───── Provided entries ─────

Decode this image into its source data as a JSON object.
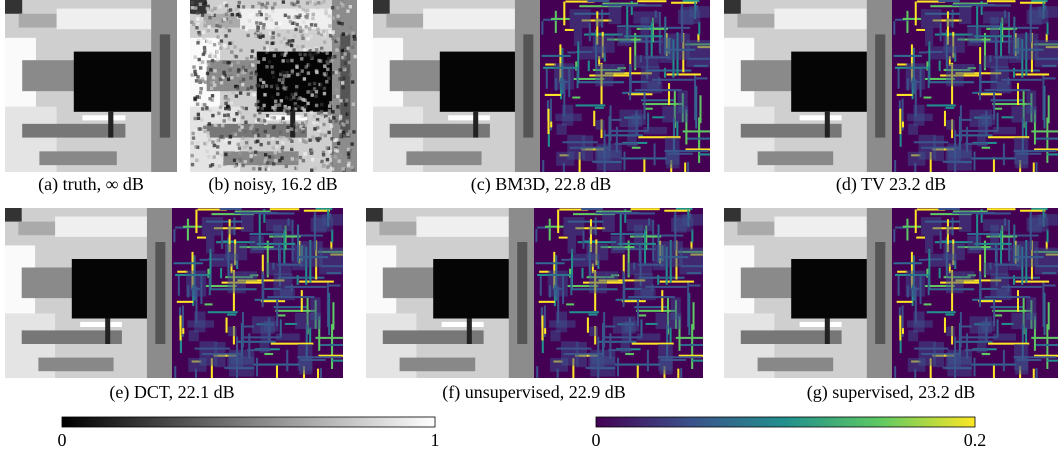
{
  "panels": [
    {
      "caption": "(a) truth, ∞ dB"
    },
    {
      "caption": "(b) noisy, 16.2 dB"
    },
    {
      "caption": "(c) BM3D, 22.8 dB"
    },
    {
      "caption": "(d) TV 23.2 dB"
    },
    {
      "caption": "(e) DCT, 22.1 dB"
    },
    {
      "caption": "(f) unsupervised, 22.9 dB"
    },
    {
      "caption": "(g) supervised, 23.2 dB"
    }
  ],
  "colorbars": [
    {
      "ticks": [
        0,
        1
      ]
    },
    {
      "ticks": [
        0,
        0.2
      ]
    }
  ]
}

─────

Task requirements
Search the listing above for the string "caption". Copy every line that contains it.

Answer to this problem
      "caption": "(a) truth, ∞ dB"
      "caption": "(b) noisy, 16.2 dB"
      "caption": "(c) BM3D, 22.8 dB"
      "caption": "(d) TV 23.2 dB"
      "caption": "(e) DCT, 22.1 dB"
      "caption": "(f) unsupervised, 22.9 dB"
      "caption": "(g) supervised, 23.2 dB"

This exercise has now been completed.